(Rows from a layout dataset)

---

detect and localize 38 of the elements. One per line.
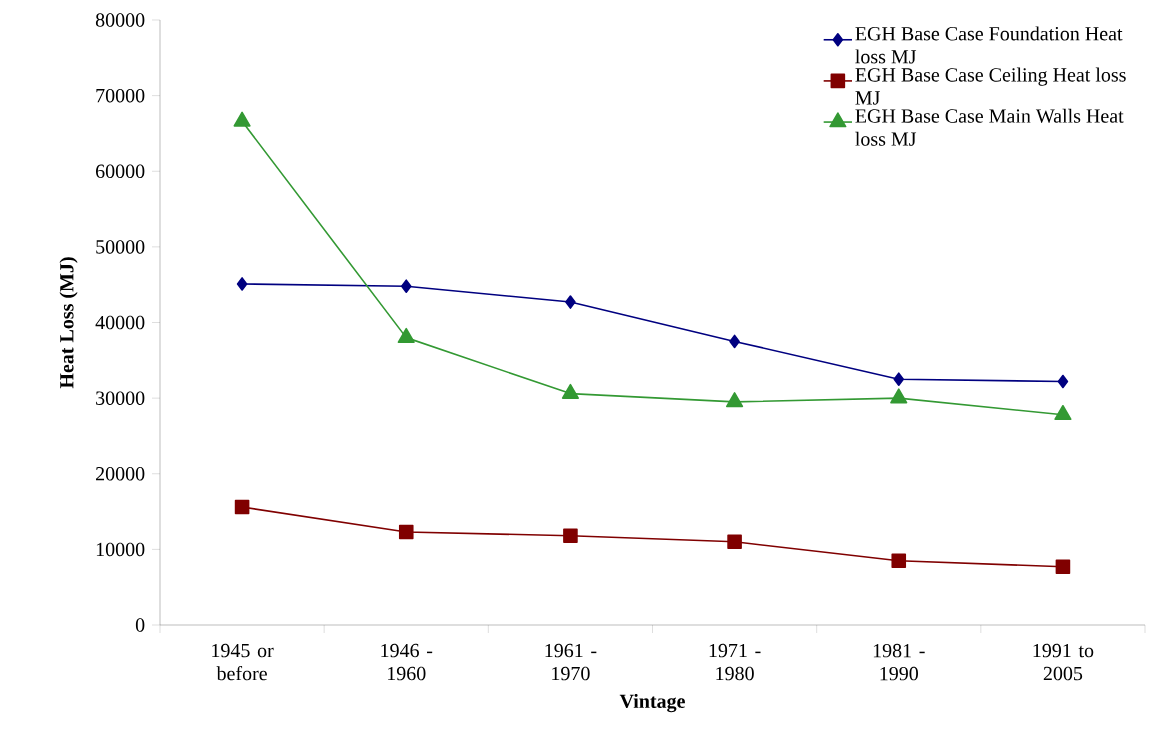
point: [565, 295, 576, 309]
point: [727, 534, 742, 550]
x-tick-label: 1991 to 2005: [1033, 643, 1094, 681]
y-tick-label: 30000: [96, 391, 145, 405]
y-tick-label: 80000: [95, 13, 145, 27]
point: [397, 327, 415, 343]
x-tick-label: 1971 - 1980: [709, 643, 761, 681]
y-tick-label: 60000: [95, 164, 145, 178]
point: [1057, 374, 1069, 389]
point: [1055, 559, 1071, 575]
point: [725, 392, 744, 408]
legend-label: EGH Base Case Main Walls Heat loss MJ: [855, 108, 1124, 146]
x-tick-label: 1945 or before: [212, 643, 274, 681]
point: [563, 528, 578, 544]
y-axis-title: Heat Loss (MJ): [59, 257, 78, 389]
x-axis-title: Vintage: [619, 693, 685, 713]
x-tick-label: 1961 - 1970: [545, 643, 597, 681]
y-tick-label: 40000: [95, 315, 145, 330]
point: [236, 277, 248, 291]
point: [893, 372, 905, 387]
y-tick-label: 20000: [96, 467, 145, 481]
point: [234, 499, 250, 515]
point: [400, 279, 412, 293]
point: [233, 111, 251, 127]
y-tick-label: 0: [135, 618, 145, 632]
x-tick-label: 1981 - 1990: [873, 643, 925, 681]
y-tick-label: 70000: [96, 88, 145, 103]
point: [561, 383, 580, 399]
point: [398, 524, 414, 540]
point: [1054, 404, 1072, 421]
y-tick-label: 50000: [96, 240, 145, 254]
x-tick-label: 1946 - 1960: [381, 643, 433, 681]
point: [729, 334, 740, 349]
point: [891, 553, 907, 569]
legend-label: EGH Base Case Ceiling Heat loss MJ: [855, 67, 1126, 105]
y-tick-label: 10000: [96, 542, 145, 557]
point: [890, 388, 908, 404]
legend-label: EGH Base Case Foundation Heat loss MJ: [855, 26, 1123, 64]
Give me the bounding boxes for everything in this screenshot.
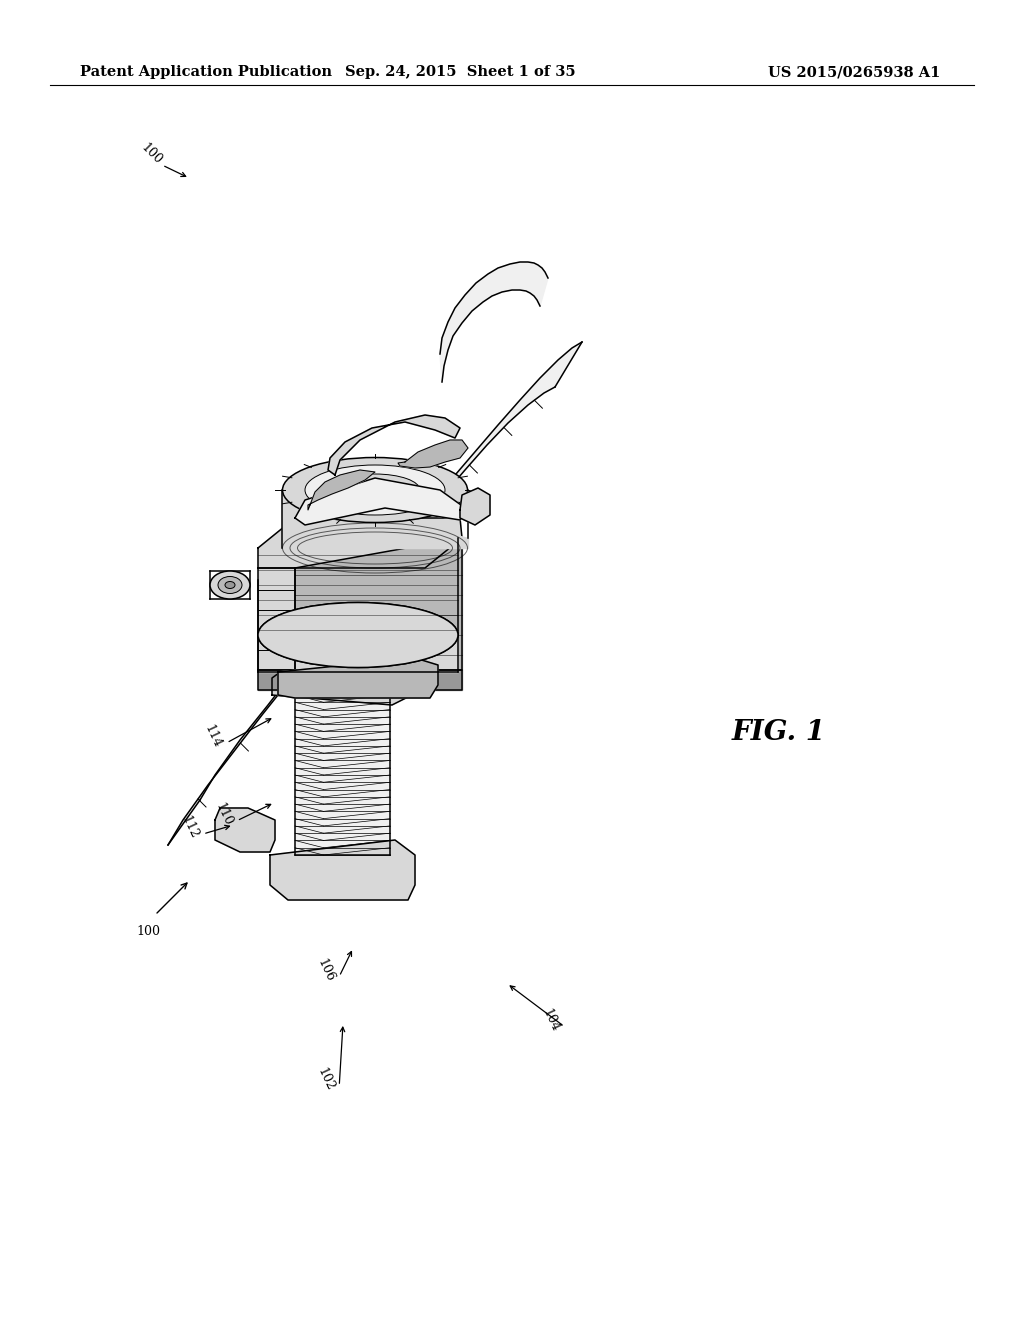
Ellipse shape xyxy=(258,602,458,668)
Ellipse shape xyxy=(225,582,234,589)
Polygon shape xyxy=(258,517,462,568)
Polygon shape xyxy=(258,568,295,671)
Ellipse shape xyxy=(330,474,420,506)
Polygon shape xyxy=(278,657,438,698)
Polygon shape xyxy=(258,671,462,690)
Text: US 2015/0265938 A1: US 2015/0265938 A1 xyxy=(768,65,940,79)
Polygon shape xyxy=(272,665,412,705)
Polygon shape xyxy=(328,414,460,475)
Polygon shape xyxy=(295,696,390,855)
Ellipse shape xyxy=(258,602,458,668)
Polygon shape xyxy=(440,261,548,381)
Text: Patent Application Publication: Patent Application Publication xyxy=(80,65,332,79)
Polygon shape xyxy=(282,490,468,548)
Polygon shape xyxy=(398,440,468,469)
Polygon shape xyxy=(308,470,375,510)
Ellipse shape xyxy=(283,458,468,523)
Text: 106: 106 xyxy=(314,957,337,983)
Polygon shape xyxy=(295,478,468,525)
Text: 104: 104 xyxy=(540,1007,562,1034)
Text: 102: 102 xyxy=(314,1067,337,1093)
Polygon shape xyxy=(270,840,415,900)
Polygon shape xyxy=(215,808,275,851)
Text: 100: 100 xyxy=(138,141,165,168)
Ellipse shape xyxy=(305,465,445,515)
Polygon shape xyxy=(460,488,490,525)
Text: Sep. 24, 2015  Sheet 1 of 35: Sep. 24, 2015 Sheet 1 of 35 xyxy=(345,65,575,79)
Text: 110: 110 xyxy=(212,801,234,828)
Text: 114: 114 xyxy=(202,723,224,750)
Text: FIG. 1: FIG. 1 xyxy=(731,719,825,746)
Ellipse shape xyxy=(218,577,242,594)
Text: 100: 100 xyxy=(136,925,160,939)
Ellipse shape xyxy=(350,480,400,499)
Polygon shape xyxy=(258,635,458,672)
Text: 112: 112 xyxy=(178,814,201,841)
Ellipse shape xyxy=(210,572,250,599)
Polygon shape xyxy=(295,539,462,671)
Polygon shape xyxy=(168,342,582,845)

---

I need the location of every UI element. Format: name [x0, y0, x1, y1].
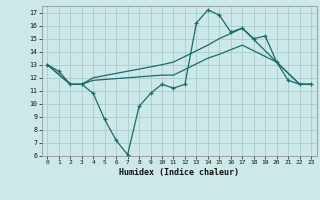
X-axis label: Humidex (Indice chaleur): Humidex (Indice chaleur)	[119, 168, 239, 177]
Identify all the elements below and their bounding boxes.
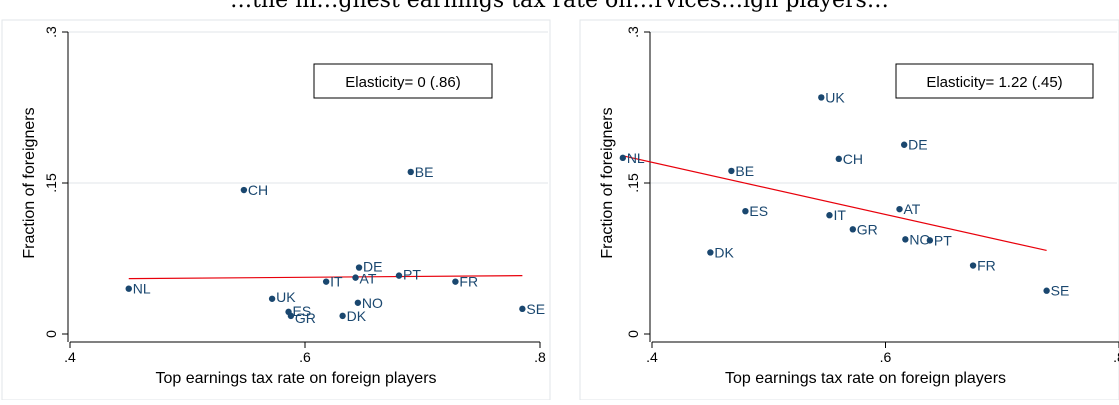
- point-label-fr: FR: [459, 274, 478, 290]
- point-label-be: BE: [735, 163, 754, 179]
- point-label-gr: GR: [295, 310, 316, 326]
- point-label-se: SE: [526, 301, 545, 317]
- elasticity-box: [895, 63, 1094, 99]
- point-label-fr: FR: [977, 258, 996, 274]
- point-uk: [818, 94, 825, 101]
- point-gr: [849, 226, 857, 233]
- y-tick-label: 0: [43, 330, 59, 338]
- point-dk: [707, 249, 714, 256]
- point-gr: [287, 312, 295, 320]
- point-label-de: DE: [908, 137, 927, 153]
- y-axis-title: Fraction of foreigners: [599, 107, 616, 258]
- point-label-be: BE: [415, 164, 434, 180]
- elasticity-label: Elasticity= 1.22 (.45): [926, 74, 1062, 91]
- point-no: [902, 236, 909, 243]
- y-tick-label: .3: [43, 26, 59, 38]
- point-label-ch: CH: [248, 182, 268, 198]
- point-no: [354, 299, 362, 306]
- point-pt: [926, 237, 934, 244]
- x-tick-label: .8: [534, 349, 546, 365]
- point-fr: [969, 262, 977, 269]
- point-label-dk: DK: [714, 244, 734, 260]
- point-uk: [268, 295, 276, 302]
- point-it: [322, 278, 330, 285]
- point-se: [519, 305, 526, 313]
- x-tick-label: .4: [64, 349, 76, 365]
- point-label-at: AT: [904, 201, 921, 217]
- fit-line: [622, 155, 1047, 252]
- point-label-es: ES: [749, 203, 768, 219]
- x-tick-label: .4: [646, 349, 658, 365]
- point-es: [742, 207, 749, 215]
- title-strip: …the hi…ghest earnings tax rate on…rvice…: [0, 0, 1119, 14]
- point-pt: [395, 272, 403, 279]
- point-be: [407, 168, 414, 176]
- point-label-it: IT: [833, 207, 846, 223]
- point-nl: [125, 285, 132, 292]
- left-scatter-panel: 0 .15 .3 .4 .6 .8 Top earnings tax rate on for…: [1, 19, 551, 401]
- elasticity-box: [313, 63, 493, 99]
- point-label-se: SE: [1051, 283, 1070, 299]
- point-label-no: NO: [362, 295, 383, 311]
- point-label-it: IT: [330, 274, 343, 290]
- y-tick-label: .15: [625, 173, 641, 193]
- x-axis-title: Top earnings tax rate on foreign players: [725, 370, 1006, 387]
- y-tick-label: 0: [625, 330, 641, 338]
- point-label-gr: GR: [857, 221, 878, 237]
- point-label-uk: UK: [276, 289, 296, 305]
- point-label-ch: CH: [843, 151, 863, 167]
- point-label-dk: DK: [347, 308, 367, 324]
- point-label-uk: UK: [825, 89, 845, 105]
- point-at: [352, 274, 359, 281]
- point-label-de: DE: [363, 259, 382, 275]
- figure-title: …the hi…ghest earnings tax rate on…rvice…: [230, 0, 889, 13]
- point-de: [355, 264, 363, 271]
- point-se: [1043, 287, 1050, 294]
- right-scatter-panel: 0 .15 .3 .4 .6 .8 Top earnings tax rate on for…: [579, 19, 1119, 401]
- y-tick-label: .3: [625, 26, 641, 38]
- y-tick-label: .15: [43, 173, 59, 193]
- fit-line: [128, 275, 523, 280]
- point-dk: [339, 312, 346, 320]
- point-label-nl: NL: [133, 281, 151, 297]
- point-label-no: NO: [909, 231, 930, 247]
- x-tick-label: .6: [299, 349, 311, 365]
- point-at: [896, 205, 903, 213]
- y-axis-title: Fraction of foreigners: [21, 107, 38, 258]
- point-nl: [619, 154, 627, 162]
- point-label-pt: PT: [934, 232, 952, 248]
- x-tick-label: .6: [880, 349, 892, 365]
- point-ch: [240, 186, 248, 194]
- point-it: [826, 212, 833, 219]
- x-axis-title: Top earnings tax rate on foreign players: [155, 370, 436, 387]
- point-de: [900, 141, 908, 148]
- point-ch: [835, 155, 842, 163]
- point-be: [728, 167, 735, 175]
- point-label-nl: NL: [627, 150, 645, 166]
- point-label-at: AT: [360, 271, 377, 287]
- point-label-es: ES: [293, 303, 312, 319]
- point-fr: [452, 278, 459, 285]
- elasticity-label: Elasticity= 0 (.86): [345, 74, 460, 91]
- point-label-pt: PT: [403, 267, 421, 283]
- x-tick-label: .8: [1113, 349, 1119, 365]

---

** JOB **
Copy the lines verbatim, beginning with the line that contains "point: [565, 295, 576, 309]" and stopping after the line that contains "point: [1054, 404, 1072, 421]".

** EXERCISE RESULT **
point: [565, 295, 576, 309]
point: [727, 534, 742, 550]
x-tick-label: 1991 to 2005: [1033, 643, 1094, 681]
y-tick-label: 30000: [96, 391, 145, 405]
y-tick-label: 80000: [95, 13, 145, 27]
point: [397, 327, 415, 343]
x-tick-label: 1971 - 1980: [709, 643, 761, 681]
y-tick-label: 60000: [95, 164, 145, 178]
point: [1057, 374, 1069, 389]
point: [1055, 559, 1071, 575]
point: [725, 392, 744, 408]
legend-label: EGH Base Case Main Walls Heat loss MJ: [855, 108, 1124, 146]
x-tick-label: 1945 or before: [212, 643, 274, 681]
point: [563, 528, 578, 544]
y-axis-title: Heat Loss (MJ): [59, 257, 78, 389]
x-axis-title: Vintage: [619, 693, 685, 713]
x-tick-label: 1961 - 1970: [545, 643, 597, 681]
y-tick-label: 40000: [95, 315, 145, 330]
point: [236, 277, 248, 291]
point: [893, 372, 905, 387]
y-tick-label: 20000: [96, 467, 145, 481]
point: [234, 499, 250, 515]
point: [400, 279, 412, 293]
point: [233, 111, 251, 127]
y-tick-label: 0: [135, 618, 145, 632]
x-tick-label: 1981 - 1990: [873, 643, 925, 681]
y-tick-label: 70000: [96, 88, 145, 103]
point: [561, 383, 580, 399]
point: [398, 524, 414, 540]
point: [1054, 404, 1072, 421]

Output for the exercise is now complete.